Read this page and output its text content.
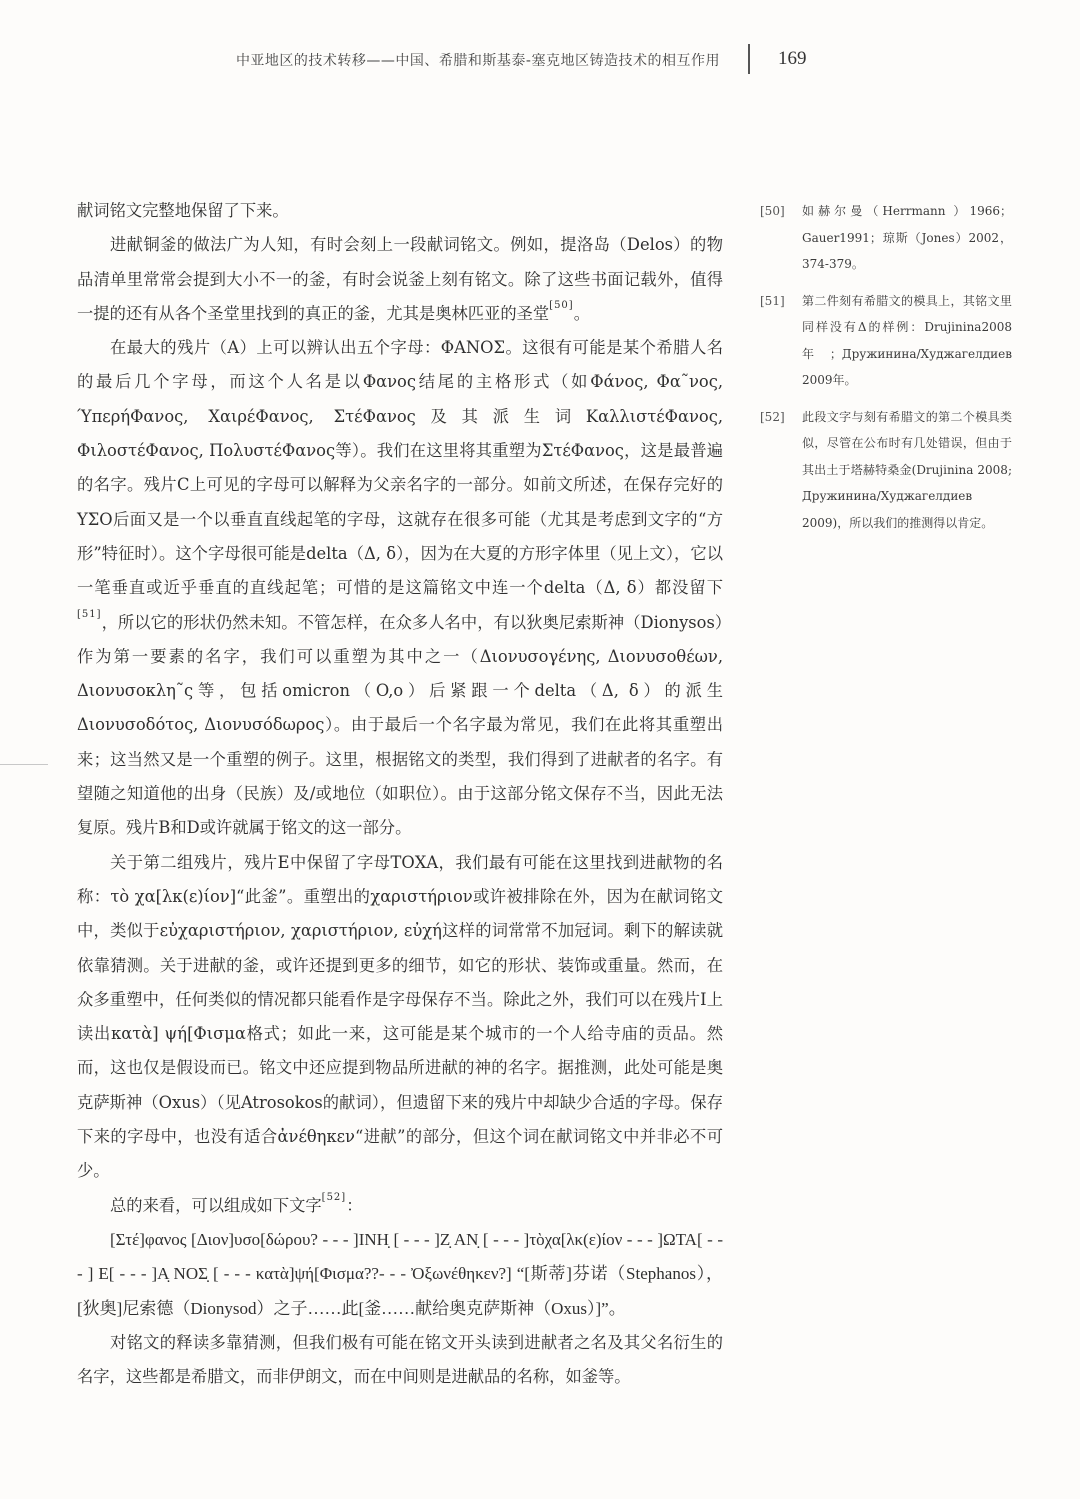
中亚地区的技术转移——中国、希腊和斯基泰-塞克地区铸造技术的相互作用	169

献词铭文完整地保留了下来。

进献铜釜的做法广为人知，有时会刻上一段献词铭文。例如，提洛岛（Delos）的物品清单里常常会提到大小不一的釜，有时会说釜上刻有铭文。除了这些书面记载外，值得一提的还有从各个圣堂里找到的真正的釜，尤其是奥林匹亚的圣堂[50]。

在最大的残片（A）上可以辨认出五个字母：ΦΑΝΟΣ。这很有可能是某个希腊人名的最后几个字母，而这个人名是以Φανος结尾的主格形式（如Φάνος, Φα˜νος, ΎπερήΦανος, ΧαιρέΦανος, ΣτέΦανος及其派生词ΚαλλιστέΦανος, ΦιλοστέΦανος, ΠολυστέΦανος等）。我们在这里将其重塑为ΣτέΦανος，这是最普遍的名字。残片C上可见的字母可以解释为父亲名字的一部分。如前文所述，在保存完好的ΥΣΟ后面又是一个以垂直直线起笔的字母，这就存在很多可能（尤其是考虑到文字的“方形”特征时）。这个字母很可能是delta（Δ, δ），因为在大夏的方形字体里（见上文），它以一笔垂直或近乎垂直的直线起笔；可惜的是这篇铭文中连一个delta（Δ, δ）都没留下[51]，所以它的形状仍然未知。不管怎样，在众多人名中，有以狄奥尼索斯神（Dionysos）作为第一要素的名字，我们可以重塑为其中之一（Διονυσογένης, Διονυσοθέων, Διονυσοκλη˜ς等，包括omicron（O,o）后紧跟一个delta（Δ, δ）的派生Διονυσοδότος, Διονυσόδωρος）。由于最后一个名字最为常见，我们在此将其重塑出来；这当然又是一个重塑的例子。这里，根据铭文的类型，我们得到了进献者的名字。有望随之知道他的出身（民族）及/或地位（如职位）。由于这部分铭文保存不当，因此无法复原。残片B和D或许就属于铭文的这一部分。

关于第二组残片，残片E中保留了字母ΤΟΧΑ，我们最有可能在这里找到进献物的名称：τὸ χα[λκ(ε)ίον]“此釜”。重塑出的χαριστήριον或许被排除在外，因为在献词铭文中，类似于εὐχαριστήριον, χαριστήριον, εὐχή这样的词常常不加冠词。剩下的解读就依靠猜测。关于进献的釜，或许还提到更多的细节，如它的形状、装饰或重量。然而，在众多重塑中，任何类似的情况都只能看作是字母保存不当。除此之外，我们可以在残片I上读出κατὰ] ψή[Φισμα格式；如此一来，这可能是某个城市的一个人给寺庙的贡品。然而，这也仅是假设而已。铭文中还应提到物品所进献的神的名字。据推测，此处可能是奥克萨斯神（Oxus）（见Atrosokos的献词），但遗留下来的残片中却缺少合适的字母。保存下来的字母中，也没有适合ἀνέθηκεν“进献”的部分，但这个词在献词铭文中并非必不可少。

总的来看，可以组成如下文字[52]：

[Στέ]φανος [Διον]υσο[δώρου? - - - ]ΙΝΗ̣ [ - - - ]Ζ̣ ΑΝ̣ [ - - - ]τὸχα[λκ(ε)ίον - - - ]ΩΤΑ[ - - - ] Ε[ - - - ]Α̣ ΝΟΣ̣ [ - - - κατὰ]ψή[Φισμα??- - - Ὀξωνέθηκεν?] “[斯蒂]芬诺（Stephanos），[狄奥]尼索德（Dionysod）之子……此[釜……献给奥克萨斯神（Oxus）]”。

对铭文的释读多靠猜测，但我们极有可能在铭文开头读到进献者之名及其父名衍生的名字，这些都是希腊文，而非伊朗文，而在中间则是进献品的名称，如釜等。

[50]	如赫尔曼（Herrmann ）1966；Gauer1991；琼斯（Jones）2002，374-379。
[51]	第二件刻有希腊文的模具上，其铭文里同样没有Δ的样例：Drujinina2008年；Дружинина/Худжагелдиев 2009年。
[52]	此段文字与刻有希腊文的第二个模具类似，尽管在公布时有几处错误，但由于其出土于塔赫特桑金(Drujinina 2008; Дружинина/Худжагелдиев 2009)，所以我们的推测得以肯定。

▸ **Problem**
Reproduce the listing exactly. Leave its pictures out.

▸ **Task answer**
Read this page and output its text content.
中亚地区的技术转移——中国、希腊和斯基泰-塞克地区铸造技术的相互作用	169

献词铭文完整地保留了下来。

进献铜釜的做法广为人知，有时会刻上一段献词铭文。例如，提洛岛（Delos）的物品清单里常常会提到大小不一的釜，有时会说釜上刻有铭文。除了这些书面记载外，值得一提的还有从各个圣堂里找到的真正的釜，尤其是奥林匹亚的圣堂[50]。

在最大的残片（A）上可以辨认出五个字母：ΦΑΝΟΣ。这很有可能是某个希腊人名的最后几个字母，而这个人名是以Φανος结尾的主格形式（如Φάνος, Φα˜νος, ΎπερήΦανος, ΧαιρέΦανος, ΣτέΦανος及其派生词ΚαλλιστέΦανος, ΦιλοστέΦανος, ΠολυστέΦανος等）。我们在这里将其重塑为ΣτέΦανος，这是最普遍的名字。残片C上可见的字母可以解释为父亲名字的一部分。如前文所述，在保存完好的ΥΣΟ后面又是一个以垂直直线起笔的字母，这就存在很多可能（尤其是考虑到文字的“方形”特征时）。这个字母很可能是delta（Δ, δ），因为在大夏的方形字体里（见上文），它以一笔垂直或近乎垂直的直线起笔；可惜的是这篇铭文中连一个delta（Δ, δ）都没留下[51]，所以它的形状仍然未知。不管怎样，在众多人名中，有以狄奥尼索斯神（Dionysos）作为第一要素的名字，我们可以重塑为其中之一（Διονυσογένης, Διονυσοθέων, Διονυσοκλη˜ς等，包括omicron（O,o）后紧跟一个delta（Δ, δ）的派生Διονυσοδότος, Διονυσόδωρος）。由于最后一个名字最为常见，我们在此将其重塑出来；这当然又是一个重塑的例子。这里，根据铭文的类型，我们得到了进献者的名字。有望随之知道他的出身（民族）及/或地位（如职位）。由于这部分铭文保存不当，因此无法复原。残片B和D或许就属于铭文的这一部分。

关于第二组残片，残片E中保留了字母ΤΟΧΑ，我们最有可能在这里找到进献物的名称：τὸ χα[λκ(ε)ίον]“此釜”。重塑出的χαριστήριον或许被排除在外，因为在献词铭文中，类似于εὐχαριστήριον, χαριστήριον, εὐχή这样的词常常不加冠词。剩下的解读就依靠猜测。关于进献的釜，或许还提到更多的细节，如它的形状、装饰或重量。然而，在众多重塑中，任何类似的情况都只能看作是字母保存不当。除此之外，我们可以在残片I上读出κατὰ] ψή[Φισμα格式；如此一来，这可能是某个城市的一个人给寺庙的贡品。然而，这也仅是假设而已。铭文中还应提到物品所进献的神的名字。据推测，此处可能是奥克萨斯神（Oxus）（见Atrosokos的献词），但遗留下来的残片中却缺少合适的字母。保存下来的字母中，也没有适合ἀνέθηκεν“进献”的部分，但这个词在献词铭文中并非必不可少。

总的来看，可以组成如下文字[52]：

[Στέ]φανος [Διον]υσο[δώρου? - - - ]ΙΝΗ̣ [ - - - ]Ζ̣ ΑΝ̣ [ - - - ]τὸχα[λκ(ε)ίον - - - ]ΩΤΑ[ - - - ] Ε[ - - - ]Α̣ ΝΟΣ̣ [ - - - κατὰ]ψή[Φισμα??- - - Ὀξωνέθηκεν?] “[斯蒂]芬诺（Stephanos），[狄奥]尼索德（Dionysod）之子……此[釜……献给奥克萨斯神（Oxus）]”。

对铭文的释读多靠猜测，但我们极有可能在铭文开头读到进献者之名及其父名衍生的名字，这些都是希腊文，而非伊朗文，而在中间则是进献品的名称，如釜等。

[50]	如赫尔曼（Herrmann ）1966；Gauer1991；琼斯（Jones）2002，374-379。
[51]	第二件刻有希腊文的模具上，其铭文里同样没有Δ的样例：Drujinina2008年；Дружинина/Худжагелдиев 2009年。
[52]	此段文字与刻有希腊文的第二个模具类似，尽管在公布时有几处错误，但由于其出土于塔赫特桑金(Drujinina 2008; Дружинина/Худжагелдиев 2009)，所以我们的推测得以肯定。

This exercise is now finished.